[DATA SUPPLIED]:
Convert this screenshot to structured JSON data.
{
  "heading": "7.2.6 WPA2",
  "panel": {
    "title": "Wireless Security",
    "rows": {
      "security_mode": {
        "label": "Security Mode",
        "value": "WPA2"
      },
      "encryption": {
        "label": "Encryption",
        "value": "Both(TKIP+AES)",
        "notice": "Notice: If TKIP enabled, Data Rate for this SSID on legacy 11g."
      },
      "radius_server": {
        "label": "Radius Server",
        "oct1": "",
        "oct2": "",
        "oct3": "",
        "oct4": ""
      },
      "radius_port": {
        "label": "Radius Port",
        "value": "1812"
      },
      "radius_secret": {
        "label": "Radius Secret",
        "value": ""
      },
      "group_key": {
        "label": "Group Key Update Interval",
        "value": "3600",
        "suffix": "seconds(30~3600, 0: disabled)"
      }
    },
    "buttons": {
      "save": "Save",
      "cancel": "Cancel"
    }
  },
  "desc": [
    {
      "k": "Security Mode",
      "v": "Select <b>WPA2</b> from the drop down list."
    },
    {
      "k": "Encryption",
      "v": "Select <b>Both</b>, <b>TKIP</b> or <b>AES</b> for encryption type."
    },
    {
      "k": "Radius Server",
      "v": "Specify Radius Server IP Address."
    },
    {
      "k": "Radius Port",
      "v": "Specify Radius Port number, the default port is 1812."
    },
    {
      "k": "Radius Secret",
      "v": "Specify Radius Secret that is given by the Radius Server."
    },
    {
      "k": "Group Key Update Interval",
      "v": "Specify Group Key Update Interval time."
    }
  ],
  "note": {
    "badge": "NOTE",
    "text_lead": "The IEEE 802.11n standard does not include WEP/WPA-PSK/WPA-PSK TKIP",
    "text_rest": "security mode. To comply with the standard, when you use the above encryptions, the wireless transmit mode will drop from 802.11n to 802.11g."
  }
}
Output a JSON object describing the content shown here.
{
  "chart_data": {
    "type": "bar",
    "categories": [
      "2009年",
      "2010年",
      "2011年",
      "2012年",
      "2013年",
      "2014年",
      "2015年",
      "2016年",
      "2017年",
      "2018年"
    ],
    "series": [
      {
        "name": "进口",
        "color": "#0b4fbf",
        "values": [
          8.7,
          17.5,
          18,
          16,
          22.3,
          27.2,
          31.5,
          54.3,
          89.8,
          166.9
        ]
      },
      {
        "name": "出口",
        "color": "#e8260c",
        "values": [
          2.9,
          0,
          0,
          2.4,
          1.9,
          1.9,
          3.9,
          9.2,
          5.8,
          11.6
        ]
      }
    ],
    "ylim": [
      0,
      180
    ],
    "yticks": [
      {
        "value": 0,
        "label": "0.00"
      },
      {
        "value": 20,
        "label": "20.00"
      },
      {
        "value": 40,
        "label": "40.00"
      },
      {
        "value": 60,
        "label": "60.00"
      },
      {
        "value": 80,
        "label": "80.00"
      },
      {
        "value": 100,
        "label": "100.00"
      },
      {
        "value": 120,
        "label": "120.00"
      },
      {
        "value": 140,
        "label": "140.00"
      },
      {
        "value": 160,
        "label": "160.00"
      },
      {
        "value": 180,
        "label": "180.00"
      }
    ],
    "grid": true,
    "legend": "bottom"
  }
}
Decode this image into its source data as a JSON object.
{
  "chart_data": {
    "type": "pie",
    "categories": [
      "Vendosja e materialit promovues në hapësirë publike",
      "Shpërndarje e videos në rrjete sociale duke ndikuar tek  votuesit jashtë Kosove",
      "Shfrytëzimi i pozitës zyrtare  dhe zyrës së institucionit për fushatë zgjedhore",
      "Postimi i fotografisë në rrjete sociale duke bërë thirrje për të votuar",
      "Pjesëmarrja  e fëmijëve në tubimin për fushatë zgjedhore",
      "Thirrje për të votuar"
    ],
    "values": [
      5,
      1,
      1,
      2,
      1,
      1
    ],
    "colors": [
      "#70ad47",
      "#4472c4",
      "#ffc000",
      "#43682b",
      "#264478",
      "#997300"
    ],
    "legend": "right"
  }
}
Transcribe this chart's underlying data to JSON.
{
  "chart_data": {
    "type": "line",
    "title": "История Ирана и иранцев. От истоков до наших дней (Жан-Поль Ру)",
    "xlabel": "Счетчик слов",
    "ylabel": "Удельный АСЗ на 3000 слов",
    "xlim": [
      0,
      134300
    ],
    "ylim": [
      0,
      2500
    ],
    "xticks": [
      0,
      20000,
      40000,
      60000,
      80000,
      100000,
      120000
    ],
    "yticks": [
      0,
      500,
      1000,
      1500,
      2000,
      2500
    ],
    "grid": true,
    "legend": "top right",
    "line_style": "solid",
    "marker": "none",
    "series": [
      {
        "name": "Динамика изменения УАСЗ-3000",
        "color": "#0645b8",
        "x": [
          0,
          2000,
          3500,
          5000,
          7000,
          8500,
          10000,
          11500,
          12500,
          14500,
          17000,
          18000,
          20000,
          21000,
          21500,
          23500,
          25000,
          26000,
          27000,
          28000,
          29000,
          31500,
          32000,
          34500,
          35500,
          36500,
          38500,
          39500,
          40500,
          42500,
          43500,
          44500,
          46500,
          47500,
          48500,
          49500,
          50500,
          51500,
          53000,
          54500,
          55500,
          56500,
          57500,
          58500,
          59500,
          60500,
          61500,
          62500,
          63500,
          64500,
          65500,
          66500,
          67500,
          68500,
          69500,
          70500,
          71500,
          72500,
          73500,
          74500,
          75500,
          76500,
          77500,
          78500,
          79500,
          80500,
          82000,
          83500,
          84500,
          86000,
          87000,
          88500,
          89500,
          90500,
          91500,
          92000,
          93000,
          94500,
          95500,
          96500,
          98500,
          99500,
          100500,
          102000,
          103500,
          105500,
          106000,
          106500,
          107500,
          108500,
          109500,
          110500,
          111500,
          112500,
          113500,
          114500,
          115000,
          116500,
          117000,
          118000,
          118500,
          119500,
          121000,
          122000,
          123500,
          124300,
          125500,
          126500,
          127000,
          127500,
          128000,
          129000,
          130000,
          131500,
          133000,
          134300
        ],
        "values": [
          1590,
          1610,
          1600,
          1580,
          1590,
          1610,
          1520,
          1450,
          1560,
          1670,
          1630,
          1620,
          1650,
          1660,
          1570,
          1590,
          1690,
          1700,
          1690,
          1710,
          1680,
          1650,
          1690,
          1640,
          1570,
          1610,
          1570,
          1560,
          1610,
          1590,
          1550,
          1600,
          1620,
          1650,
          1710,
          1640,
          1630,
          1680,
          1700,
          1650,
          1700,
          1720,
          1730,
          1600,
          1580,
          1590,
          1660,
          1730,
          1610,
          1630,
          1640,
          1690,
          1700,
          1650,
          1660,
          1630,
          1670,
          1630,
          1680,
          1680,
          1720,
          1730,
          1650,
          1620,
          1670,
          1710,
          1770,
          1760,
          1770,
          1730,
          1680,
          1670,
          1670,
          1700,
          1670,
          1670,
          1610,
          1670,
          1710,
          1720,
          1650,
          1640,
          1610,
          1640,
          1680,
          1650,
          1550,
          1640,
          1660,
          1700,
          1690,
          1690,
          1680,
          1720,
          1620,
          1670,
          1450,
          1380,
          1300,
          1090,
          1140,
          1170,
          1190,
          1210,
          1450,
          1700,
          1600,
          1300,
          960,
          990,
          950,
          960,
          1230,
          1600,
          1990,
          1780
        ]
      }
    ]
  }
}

[WHAT IS REQUIRED]: Transcribe each entry exactly.

[FINAL RESULT]:
Convert this screenshot to structured JSON data.
{
  "heading": "7.2.6 WPA2",
  "panel": {
    "title": "Wireless Security",
    "rows": {
      "security_mode": {
        "label": "Security Mode",
        "value": "WPA2"
      },
      "encryption": {
        "label": "Encryption",
        "value": "Both(TKIP+AES)",
        "notice": "Notice: If TKIP enabled, Data Rate for this SSID on legacy 11g."
      },
      "radius_server": {
        "label": "Radius Server",
        "oct1": "",
        "oct2": "",
        "oct3": "",
        "oct4": ""
      },
      "radius_port": {
        "label": "Radius Port",
        "value": "1812"
      },
      "radius_secret": {
        "label": "Radius Secret",
        "value": ""
      },
      "group_key": {
        "label": "Group Key Update Interval",
        "value": "3600",
        "suffix": "seconds(30~3600, 0: disabled)"
      }
    },
    "buttons": {
      "save": "Save",
      "cancel": "Cancel"
    }
  },
  "desc": [
    {
      "k": "Security Mode",
      "v": "Select <b>WPA2</b> from the drop down list."
    },
    {
      "k": "Encryption",
      "v": "Select <b>Both</b>, <b>TKIP</b> or <b>AES</b> for encryption type."
    },
    {
      "k": "Radius Server",
      "v": "Specify Radius Server IP Address."
    },
    {
      "k": "Radius Port",
      "v": "Specify Radius Port number, the default port is 1812."
    },
    {
      "k": "Radius Secret",
      "v": "Specify Radius Secret that is given by the Radius Server."
    },
    {
      "k": "Group Key Update Interval",
      "v": "Specify Group Key Update Interval time."
    }
  ],
  "note": {
    "badge": "NOTE",
    "text_lead": "The IEEE 802.11n standard does not include WEP/WPA-PSK/WPA-PSK TKIP",
    "text_rest": "security mode. To comply with the standard, when you use the above encryptions, the wireless transmit mode will drop from 802.11n to 802.11g."
  }
}
Output a JSON object describing the content shown here.
{
  "chart_data": {
    "type": "bar",
    "categories": [
      "2009年",
      "2010年",
      "2011年",
      "2012年",
      "2013年",
      "2014年",
      "2015年",
      "2016年",
      "2017年",
      "2018年"
    ],
    "series": [
      {
        "name": "进口",
        "color": "#0b4fbf",
        "values": [
          8.7,
          17.5,
          18,
          16,
          22.3,
          27.2,
          31.5,
          54.3,
          89.8,
          166.9
        ]
      },
      {
        "name": "出口",
        "color": "#e8260c",
        "values": [
          2.9,
          0,
          0,
          2.4,
          1.9,
          1.9,
          3.9,
          9.2,
          5.8,
          11.6
        ]
      }
    ],
    "ylim": [
      0,
      180
    ],
    "yticks": [
      {
        "value": 0,
        "label": "0.00"
      },
      {
        "value": 20,
        "label": "20.00"
      },
      {
        "value": 40,
        "label": "40.00"
      },
      {
        "value": 60,
        "label": "60.00"
      },
      {
        "value": 80,
        "label": "80.00"
      },
      {
        "value": 100,
        "label": "100.00"
      },
      {
        "value": 120,
        "label": "120.00"
      },
      {
        "value": 140,
        "label": "140.00"
      },
      {
        "value": 160,
        "label": "160.00"
      },
      {
        "value": 180,
        "label": "180.00"
      }
    ],
    "grid": true,
    "legend": "bottom"
  }
}
Decode this image into its source data as a JSON object.
{
  "chart_data": {
    "type": "pie",
    "categories": [
      "Vendosja e materialit promovues në hapësirë publike",
      "Shpërndarje e videos në rrjete sociale duke ndikuar tek  votuesit jashtë Kosove",
      "Shfrytëzimi i pozitës zyrtare  dhe zyrës së institucionit për fushatë zgjedhore",
      "Postimi i fotografisë në rrjete sociale duke bërë thirrje për të votuar",
      "Pjesëmarrja  e fëmijëve në tubimin për fushatë zgjedhore",
      "Thirrje për të votuar"
    ],
    "values": [
      5,
      1,
      1,
      2,
      1,
      1
    ],
    "colors": [
      "#70ad47",
      "#4472c4",
      "#ffc000",
      "#43682b",
      "#264478",
      "#997300"
    ],
    "legend": "right"
  }
}
Transcribe this chart's underlying data to JSON.
{
  "chart_data": {
    "type": "line",
    "title": "История Ирана и иранцев. От истоков до наших дней (Жан-Поль Ру)",
    "xlabel": "Счетчик слов",
    "ylabel": "Удельный АСЗ на 3000 слов",
    "xlim": [
      0,
      134300
    ],
    "ylim": [
      0,
      2500
    ],
    "xticks": [
      0,
      20000,
      40000,
      60000,
      80000,
      100000,
      120000
    ],
    "yticks": [
      0,
      500,
      1000,
      1500,
      2000,
      2500
    ],
    "grid": true,
    "legend": "top right",
    "line_style": "solid",
    "marker": "none",
    "series": [
      {
        "name": "Динамика изменения УАСЗ-3000",
        "color": "#0645b8",
        "x": [
          0,
          2000,
          3500,
          5000,
          7000,
          8500,
          10000,
          11500,
          12500,
          14500,
          17000,
          18000,
          20000,
          21000,
          21500,
          23500,
          25000,
          26000,
          27000,
          28000,
          29000,
          31500,
          32000,
          34500,
          35500,
          36500,
          38500,
          39500,
          40500,
          42500,
          43500,
          44500,
          46500,
          47500,
          48500,
          49500,
          50500,
          51500,
          53000,
          54500,
          55500,
          56500,
          57500,
          58500,
          59500,
          60500,
          61500,
          62500,
          63500,
          64500,
          65500,
          66500,
          67500,
          68500,
          69500,
          70500,
          71500,
          72500,
          73500,
          74500,
          75500,
          76500,
          77500,
          78500,
          79500,
          80500,
          82000,
          83500,
          84500,
          86000,
          87000,
          88500,
          89500,
          90500,
          91500,
          92000,
          93000,
          94500,
          95500,
          96500,
          98500,
          99500,
          100500,
          102000,
          103500,
          105500,
          106000,
          106500,
          107500,
          108500,
          109500,
          110500,
          111500,
          112500,
          113500,
          114500,
          115000,
          116500,
          117000,
          118000,
          118500,
          119500,
          121000,
          122000,
          123500,
          124300,
          125500,
          126500,
          127000,
          127500,
          128000,
          129000,
          130000,
          131500,
          133000,
          134300
        ],
        "values": [
          1590,
          1610,
          1600,
          1580,
          1590,
          1610,
          1520,
          1450,
          1560,
          1670,
          1630,
          1620,
          1650,
          1660,
          1570,
          1590,
          1690,
          1700,
          1690,
          1710,
          1680,
          1650,
          1690,
          1640,
          1570,
          1610,
          1570,
          1560,
          1610,
          1590,
          1550,
          1600,
          1620,
          1650,
          1710,
          1640,
          1630,
          1680,
          1700,
          1650,
          1700,
          1720,
          1730,
          1600,
          1580,
          1590,
          1660,
          1730,
          1610,
          1630,
          1640,
          1690,
          1700,
          1650,
          1660,
          1630,
          1670,
          1630,
          1680,
          1680,
          1720,
          1730,
          1650,
          1620,
          1670,
          1710,
          1770,
          1760,
          1770,
          1730,
          1680,
          1670,
          1670,
          1700,
          1670,
          1670,
          1610,
          1670,
          1710,
          1720,
          1650,
          1640,
          1610,
          1640,
          1680,
          1650,
          1550,
          1640,
          1660,
          1700,
          1690,
          1690,
          1680,
          1720,
          1620,
          1670,
          1450,
          1380,
          1300,
          1090,
          1140,
          1170,
          1190,
          1210,
          1450,
          1700,
          1600,
          1300,
          960,
          990,
          950,
          960,
          1230,
          1600,
          1990,
          1780
        ]
      }
    ]
  }
}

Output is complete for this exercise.